WRITTEN PROBLEM: From the listing that follows, output everything exactly except the pictures.

PROVIDED MATERIAL:
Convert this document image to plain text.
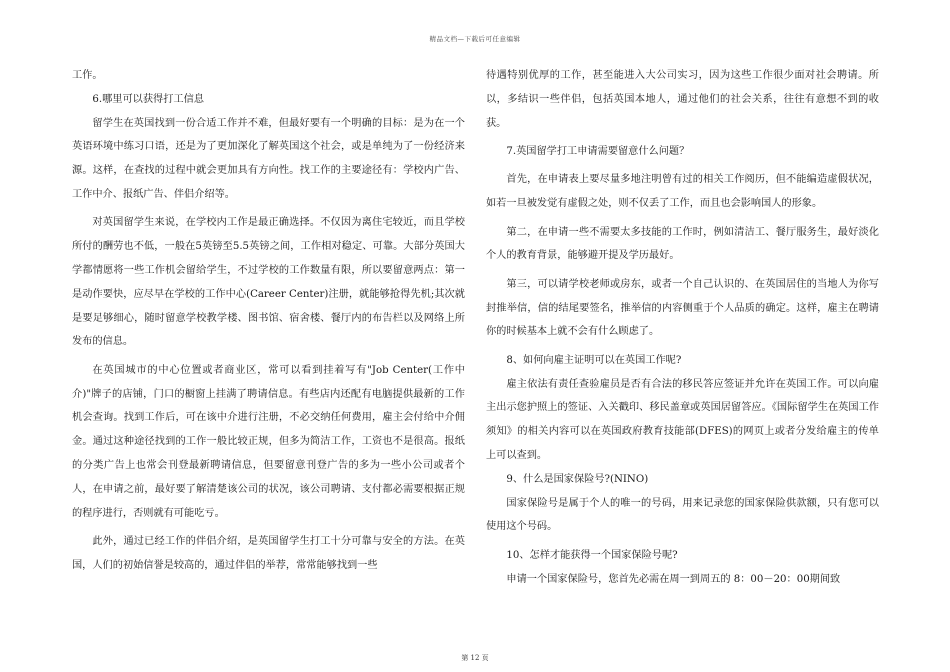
精品文档—下载后可任意编辑

工作。

6.哪里可以获得打工信息

留学生在英国找到一份合适工作并不难，但最好要有一个明确的目标：是为在一个英语环境中练习口语，还是为了更加深化了解英国这个社会，或是单纯为了一份经济来源。这样，在查找的过程中就会更加具有方向性。找工作的主要途径有：学校内广告、工作中介、报纸广告、伴侣介绍等。

对英国留学生来说，在学校内工作是最正确选择。不仅因为离住宅较近，而且学校所付的酬劳也不低，一般在5英镑至5.5英镑之间，工作相对稳定、可靠。大部分英国大学都情愿将一些工作机会留给学生，不过学校的工作数量有限，所以要留意两点：第一是动作要快，应尽早在学校的工作中心(Career Center)注册，就能够抢得先机;其次就是要足够细心，随时留意学校教学楼、图书馆、宿舍楼、餐厅内的布告栏以及网络上所发布的信息。

在英国城市的中心位置或者商业区，常可以看到挂着写有"Job Center(工作中介)"牌子的店铺，门口的橱窗上挂满了聘请信息。有些店内还配有电脑提供最新的工作机会查询。找到工作后，可在该中介进行注册，不必交纳任何费用，雇主会付给中介佣金。通过这种途径找到的工作一般比较正规，但多为简洁工作，工资也不是很高。报纸的分类广告上也常会刊登最新聘请信息，但要留意刊登广告的多为一些小公司或者个人，在申请之前，最好要了解清楚该公司的状况，该公司聘请、支付都必需要根据正规的程序进行，否则就有可能吃亏。

此外，通过已经工作的伴侣介绍，是英国留学生打工十分可靠与安全的方法。在英国，人们的初始信誉是较高的，通过伴侣的举荐，常常能够找到一些

待遇特别优厚的工作，甚至能进入大公司实习，因为这些工作很少面对社会聘请。所以，多结识一些伴侣，包括英国本地人，通过他们的社会关系，往往有意想不到的收获。

7.英国留学打工申请需要留意什么问题？

首先，在申请表上要尽量多地注明曾有过的相关工作阅历，但不能编造虚假状况，如若一旦被发觉有虚假之处，则不仅丢了工作，而且也会影响国人的形象。

第二，在申请一些不需要太多技能的工作时，例如清洁工、餐厅服务生，最好淡化个人的教育背景，能够避开提及学历最好。

第三，可以请学校老师或房东，或者一个自己认识的、在英国居住的当地人为你写封推举信，信的结尾要签名，推举信的内容侧重于个人品质的确定。这样，雇主在聘请你的时候基本上就不会有什么顾虑了。

8、如何向雇主证明可以在英国工作呢?

雇主依法有责任查验雇员是否有合法的移民答应签证并允许在英国工作。可以向雇主出示您护照上的签证、入关戳印、移民盖章或英国居留答应。《国际留学生在英国工作须知》的相关内容可以在英国政府教育技能部(DFES)的网页上或者分发给雇主的传单上可以查到。

9、什么是国家保险号?(NINO)

国家保险号是属于个人的唯一的号码，用来记录您的国家保险供款额，只有您可以使用这个号码。

10、怎样才能获得一个国家保险号呢?

申请一个国家保险号，您首先必需在周一到周五的 8：00－20：00期间致

第 12 页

OUTPUT BELOW:
Convert this document image to plain text.
精品文档—下载后可任意编辑

工作。

6.哪里可以获得打工信息

留学生在英国找到一份合适工作并不难，但最好要有一个明确的目标：是为在一个英语环境中练习口语，还是为了更加深化了解英国这个社会，或是单纯为了一份经济来源。这样，在查找的过程中就会更加具有方向性。找工作的主要途径有：学校内广告、工作中介、报纸广告、伴侣介绍等。

对英国留学生来说，在学校内工作是最正确选择。不仅因为离住宅较近，而且学校所付的酬劳也不低，一般在5英镑至5.5英镑之间，工作相对稳定、可靠。大部分英国大学都情愿将一些工作机会留给学生，不过学校的工作数量有限，所以要留意两点：第一是动作要快，应尽早在学校的工作中心(Career Center)注册，就能够抢得先机;其次就是要足够细心，随时留意学校教学楼、图书馆、宿舍楼、餐厅内的布告栏以及网络上所发布的信息。

在英国城市的中心位置或者商业区，常可以看到挂着写有"Job Center(工作中介)"牌子的店铺，门口的橱窗上挂满了聘请信息。有些店内还配有电脑提供最新的工作机会查询。找到工作后，可在该中介进行注册，不必交纳任何费用，雇主会付给中介佣金。通过这种途径找到的工作一般比较正规，但多为简洁工作，工资也不是很高。报纸的分类广告上也常会刊登最新聘请信息，但要留意刊登广告的多为一些小公司或者个人，在申请之前，最好要了解清楚该公司的状况，该公司聘请、支付都必需要根据正规的程序进行，否则就有可能吃亏。

此外，通过已经工作的伴侣介绍，是英国留学生打工十分可靠与安全的方法。在英国，人们的初始信誉是较高的，通过伴侣的举荐，常常能够找到一些

待遇特别优厚的工作，甚至能进入大公司实习，因为这些工作很少面对社会聘请。所以，多结识一些伴侣，包括英国本地人，通过他们的社会关系，往往有意想不到的收获。

7.英国留学打工申请需要留意什么问题？

首先，在申请表上要尽量多地注明曾有过的相关工作阅历，但不能编造虚假状况，如若一旦被发觉有虚假之处，则不仅丢了工作，而且也会影响国人的形象。

第二，在申请一些不需要太多技能的工作时，例如清洁工、餐厅服务生，最好淡化个人的教育背景，能够避开提及学历最好。

第三，可以请学校老师或房东，或者一个自己认识的、在英国居住的当地人为你写封推举信，信的结尾要签名，推举信的内容侧重于个人品质的确定。这样，雇主在聘请你的时候基本上就不会有什么顾虑了。

8、如何向雇主证明可以在英国工作呢?

雇主依法有责任查验雇员是否有合法的移民答应签证并允许在英国工作。可以向雇主出示您护照上的签证、入关戳印、移民盖章或英国居留答应。《国际留学生在英国工作须知》的相关内容可以在英国政府教育技能部(DFES)的网页上或者分发给雇主的传单上可以查到。

9、什么是国家保险号?(NINO)

国家保险号是属于个人的唯一的号码，用来记录您的国家保险供款额，只有您可以使用这个号码。

10、怎样才能获得一个国家保险号呢?

申请一个国家保险号，您首先必需在周一到周五的 8：00－20：00期间致

第 12 页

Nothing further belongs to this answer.